**Work instructions:**
Search the data below for the string "Incidenza". Extract every line that contains it.

**Data shown:**
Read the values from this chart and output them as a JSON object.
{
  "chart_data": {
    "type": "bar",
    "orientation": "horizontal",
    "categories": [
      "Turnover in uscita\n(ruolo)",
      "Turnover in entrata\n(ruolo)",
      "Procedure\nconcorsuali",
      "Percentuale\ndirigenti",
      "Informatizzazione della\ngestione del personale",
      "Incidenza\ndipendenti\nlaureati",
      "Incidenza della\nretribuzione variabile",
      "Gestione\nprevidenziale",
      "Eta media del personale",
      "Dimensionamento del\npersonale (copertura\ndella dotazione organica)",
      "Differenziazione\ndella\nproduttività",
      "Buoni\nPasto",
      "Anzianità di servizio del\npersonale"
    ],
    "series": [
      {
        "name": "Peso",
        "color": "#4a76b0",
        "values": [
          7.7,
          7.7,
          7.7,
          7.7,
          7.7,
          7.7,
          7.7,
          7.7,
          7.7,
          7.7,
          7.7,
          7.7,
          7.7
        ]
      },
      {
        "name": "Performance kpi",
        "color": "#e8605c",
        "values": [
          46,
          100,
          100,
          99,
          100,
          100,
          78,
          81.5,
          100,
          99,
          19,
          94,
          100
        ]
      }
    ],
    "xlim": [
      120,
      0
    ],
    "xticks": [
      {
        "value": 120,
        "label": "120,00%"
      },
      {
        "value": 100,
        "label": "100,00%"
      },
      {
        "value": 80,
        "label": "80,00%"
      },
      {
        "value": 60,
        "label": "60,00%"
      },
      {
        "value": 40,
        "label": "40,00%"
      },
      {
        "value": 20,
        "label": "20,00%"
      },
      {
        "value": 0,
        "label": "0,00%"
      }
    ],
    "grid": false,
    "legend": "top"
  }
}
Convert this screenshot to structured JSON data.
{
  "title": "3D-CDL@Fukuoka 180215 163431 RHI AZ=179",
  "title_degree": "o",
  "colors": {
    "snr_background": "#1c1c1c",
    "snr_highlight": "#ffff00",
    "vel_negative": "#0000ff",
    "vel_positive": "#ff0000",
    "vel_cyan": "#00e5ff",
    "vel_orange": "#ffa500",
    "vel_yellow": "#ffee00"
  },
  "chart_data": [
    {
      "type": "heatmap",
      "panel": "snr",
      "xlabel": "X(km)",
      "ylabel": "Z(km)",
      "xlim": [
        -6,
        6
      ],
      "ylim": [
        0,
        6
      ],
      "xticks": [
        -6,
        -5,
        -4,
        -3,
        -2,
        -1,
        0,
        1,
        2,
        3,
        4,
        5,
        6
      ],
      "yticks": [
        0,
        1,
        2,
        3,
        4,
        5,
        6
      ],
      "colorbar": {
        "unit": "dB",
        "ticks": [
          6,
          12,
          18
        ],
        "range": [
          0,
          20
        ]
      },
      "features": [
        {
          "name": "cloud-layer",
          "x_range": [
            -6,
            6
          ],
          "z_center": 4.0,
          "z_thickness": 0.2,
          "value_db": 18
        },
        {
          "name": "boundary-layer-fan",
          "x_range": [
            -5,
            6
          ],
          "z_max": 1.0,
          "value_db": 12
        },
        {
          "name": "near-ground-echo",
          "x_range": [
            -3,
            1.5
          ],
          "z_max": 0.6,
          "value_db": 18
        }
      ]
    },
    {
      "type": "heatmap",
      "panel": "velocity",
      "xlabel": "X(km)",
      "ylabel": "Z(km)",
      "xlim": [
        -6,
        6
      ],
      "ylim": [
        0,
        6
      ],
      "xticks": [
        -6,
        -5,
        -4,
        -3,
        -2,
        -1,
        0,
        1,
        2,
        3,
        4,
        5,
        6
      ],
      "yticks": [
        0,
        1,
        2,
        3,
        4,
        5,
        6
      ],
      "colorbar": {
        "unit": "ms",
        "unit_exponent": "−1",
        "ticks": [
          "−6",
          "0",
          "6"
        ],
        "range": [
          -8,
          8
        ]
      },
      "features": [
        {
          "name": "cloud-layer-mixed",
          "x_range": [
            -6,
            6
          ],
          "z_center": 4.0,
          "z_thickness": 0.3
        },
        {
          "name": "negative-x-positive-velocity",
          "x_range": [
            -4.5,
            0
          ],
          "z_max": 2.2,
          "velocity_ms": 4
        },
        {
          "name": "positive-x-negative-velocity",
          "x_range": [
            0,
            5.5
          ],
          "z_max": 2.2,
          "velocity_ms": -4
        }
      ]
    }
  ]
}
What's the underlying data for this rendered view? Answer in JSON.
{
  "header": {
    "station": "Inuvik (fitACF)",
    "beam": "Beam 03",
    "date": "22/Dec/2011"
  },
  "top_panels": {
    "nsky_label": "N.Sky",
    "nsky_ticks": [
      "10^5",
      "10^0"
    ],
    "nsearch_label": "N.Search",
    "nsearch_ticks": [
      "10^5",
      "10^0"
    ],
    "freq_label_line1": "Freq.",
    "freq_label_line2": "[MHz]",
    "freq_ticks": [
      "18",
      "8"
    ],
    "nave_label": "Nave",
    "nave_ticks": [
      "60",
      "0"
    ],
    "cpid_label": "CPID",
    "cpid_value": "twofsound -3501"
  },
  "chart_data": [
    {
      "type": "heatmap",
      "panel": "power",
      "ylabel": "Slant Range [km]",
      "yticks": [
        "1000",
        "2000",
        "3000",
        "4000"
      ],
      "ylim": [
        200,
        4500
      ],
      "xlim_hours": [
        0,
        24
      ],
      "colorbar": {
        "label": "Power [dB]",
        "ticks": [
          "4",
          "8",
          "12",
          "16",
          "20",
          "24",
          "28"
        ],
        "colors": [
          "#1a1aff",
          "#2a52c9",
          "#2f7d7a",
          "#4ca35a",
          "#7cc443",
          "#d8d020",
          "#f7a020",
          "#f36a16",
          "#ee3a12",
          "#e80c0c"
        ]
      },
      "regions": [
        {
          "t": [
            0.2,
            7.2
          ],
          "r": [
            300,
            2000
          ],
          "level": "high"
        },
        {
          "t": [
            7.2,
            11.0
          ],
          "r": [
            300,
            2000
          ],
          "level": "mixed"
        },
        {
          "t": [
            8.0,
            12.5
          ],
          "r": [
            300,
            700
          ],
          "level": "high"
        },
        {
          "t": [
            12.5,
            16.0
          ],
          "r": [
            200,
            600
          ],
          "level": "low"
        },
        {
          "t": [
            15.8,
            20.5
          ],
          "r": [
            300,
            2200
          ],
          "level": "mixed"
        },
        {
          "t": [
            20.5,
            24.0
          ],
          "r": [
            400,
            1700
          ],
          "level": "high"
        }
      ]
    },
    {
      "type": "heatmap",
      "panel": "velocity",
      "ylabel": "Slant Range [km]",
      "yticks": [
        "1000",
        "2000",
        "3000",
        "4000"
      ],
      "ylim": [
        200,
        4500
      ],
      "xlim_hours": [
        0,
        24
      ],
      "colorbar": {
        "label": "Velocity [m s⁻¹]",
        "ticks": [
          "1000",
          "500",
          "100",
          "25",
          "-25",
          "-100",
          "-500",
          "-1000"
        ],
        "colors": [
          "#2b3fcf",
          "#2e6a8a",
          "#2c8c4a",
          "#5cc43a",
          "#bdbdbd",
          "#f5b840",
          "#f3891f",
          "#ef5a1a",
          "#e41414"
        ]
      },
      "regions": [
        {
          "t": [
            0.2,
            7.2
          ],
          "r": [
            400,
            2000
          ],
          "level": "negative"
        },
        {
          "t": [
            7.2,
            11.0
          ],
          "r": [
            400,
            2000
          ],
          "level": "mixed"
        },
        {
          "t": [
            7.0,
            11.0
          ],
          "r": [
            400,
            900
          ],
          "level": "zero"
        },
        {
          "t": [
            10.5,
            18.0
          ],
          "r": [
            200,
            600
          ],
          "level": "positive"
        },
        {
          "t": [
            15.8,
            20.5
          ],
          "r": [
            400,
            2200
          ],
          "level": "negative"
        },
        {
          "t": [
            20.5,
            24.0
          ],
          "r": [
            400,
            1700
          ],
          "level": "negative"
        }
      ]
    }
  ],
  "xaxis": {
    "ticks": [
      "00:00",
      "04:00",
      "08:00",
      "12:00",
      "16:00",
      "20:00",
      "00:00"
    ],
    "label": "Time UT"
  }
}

**Response to this exercise:**
      "Incidenza\ndipendenti\nlaureati",
      "Incidenza della\nretribuzione variabile",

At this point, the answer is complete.